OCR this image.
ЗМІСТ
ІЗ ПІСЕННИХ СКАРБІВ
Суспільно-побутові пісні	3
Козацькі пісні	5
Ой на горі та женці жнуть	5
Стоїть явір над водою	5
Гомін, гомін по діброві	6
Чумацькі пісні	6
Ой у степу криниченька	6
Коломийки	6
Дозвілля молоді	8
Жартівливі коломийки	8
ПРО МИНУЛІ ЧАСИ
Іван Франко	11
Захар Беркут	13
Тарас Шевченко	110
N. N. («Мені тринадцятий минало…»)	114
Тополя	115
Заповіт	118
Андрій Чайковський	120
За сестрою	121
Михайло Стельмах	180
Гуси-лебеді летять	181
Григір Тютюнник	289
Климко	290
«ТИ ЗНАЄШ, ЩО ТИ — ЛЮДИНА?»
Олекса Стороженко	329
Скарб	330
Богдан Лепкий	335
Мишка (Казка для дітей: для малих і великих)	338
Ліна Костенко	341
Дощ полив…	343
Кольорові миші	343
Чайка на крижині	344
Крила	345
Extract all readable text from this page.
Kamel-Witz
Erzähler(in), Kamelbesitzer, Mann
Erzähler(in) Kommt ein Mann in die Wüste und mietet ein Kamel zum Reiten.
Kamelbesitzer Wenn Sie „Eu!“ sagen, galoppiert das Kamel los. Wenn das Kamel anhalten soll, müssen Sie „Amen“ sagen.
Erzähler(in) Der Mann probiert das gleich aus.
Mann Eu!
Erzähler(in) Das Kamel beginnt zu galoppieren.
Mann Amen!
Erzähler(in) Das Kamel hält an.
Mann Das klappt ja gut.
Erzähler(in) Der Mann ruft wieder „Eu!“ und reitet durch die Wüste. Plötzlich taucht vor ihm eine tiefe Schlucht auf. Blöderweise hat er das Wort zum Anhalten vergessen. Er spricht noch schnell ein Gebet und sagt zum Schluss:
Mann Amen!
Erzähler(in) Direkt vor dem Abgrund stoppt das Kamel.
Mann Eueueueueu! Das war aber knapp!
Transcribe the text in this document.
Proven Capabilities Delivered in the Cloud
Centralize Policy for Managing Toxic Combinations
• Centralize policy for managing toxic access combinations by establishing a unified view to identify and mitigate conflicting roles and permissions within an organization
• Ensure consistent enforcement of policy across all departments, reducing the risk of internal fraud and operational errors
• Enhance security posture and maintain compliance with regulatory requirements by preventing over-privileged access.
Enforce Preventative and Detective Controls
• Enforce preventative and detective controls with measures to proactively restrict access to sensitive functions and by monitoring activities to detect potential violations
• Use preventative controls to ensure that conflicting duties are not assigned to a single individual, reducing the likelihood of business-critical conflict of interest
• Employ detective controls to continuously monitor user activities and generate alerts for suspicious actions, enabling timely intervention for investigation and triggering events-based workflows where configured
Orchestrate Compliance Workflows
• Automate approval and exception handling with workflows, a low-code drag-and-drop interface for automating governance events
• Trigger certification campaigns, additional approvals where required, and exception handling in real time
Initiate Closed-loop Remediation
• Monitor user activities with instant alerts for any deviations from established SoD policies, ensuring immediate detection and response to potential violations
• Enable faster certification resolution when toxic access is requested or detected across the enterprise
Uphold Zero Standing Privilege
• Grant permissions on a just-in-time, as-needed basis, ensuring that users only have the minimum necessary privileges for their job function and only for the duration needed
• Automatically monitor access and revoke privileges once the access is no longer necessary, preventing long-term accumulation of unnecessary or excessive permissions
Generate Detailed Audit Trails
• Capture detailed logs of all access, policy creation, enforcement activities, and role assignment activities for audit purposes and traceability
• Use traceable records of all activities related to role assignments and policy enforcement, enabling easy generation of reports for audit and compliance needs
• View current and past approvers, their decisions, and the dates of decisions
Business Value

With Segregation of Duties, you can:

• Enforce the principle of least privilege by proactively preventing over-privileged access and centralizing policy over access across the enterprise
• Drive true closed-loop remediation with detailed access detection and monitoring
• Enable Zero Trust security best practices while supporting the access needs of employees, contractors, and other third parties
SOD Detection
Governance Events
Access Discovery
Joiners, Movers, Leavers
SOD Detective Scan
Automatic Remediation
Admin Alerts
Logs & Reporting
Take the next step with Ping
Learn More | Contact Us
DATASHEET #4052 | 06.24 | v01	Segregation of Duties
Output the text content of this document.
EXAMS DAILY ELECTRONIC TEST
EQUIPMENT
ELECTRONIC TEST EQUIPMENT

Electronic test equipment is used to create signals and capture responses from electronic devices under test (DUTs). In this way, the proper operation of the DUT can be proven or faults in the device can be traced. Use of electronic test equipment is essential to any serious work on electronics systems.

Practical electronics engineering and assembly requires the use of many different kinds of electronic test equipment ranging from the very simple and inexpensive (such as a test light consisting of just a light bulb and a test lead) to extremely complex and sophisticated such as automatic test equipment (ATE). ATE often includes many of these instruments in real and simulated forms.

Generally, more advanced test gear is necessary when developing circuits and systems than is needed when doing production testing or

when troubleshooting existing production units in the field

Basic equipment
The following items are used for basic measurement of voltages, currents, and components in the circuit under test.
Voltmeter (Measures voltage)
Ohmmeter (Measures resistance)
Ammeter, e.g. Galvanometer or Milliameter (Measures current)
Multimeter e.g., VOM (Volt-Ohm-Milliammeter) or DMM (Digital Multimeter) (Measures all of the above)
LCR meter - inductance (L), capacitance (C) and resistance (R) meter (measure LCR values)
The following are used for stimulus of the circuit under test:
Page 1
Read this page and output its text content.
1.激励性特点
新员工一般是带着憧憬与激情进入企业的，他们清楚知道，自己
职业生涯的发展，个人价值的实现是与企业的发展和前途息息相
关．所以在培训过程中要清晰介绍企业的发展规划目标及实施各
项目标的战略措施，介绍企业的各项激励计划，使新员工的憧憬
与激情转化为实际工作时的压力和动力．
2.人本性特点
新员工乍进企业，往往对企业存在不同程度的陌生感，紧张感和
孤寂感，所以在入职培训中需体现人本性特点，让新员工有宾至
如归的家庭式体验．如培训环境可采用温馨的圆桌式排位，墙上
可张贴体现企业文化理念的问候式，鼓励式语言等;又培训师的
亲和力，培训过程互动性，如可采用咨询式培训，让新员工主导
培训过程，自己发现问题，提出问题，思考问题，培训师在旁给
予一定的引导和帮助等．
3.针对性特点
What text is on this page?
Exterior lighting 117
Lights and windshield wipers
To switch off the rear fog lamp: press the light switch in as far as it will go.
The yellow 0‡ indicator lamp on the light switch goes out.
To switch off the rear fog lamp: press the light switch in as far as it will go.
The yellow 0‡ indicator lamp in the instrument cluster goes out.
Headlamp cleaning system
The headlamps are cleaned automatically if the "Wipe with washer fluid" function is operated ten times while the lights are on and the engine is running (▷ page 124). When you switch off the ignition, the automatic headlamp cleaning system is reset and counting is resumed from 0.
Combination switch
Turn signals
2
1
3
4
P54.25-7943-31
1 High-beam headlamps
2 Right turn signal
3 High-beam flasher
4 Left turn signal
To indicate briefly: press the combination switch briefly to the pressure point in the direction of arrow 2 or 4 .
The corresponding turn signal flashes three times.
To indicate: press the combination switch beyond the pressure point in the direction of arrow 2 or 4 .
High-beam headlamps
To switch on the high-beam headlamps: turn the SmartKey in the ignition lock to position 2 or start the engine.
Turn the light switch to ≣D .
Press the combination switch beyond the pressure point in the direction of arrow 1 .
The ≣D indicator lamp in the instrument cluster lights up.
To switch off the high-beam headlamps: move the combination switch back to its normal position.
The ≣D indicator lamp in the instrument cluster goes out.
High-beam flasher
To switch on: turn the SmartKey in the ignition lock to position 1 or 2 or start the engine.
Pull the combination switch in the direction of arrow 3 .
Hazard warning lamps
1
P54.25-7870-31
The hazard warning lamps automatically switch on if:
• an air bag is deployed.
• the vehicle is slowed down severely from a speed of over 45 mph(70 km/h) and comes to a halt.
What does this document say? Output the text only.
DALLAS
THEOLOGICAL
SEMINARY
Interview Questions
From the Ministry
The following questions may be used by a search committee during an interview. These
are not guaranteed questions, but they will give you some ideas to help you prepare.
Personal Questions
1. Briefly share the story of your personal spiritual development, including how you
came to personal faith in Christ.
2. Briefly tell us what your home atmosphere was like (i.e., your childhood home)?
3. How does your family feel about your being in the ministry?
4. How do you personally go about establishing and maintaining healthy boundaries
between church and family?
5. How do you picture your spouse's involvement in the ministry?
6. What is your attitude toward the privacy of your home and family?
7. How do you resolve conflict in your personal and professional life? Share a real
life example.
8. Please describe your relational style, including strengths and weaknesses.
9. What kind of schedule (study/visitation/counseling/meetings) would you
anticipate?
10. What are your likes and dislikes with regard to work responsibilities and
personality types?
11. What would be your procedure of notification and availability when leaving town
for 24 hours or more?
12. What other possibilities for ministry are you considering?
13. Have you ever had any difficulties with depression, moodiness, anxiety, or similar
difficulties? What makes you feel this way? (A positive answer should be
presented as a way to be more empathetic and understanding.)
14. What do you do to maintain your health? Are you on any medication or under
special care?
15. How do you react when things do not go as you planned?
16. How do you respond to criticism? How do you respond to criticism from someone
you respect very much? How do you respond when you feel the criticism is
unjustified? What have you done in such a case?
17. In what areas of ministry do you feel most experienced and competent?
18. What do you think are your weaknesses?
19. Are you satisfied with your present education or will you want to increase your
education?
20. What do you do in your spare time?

--------

### WORK TO DO
Using the listing above, show each line holding the string "conflicting".

### TASK RESPONSE
• Centralize policy for managing toxic access combinations by establishing a unified view to identify and mitigate conflicting roles and permissions within an organization
• Use preventative controls to ensure that conflicting duties are not assigned to a single individual, reducing the likelihood of business-critical conflict of interest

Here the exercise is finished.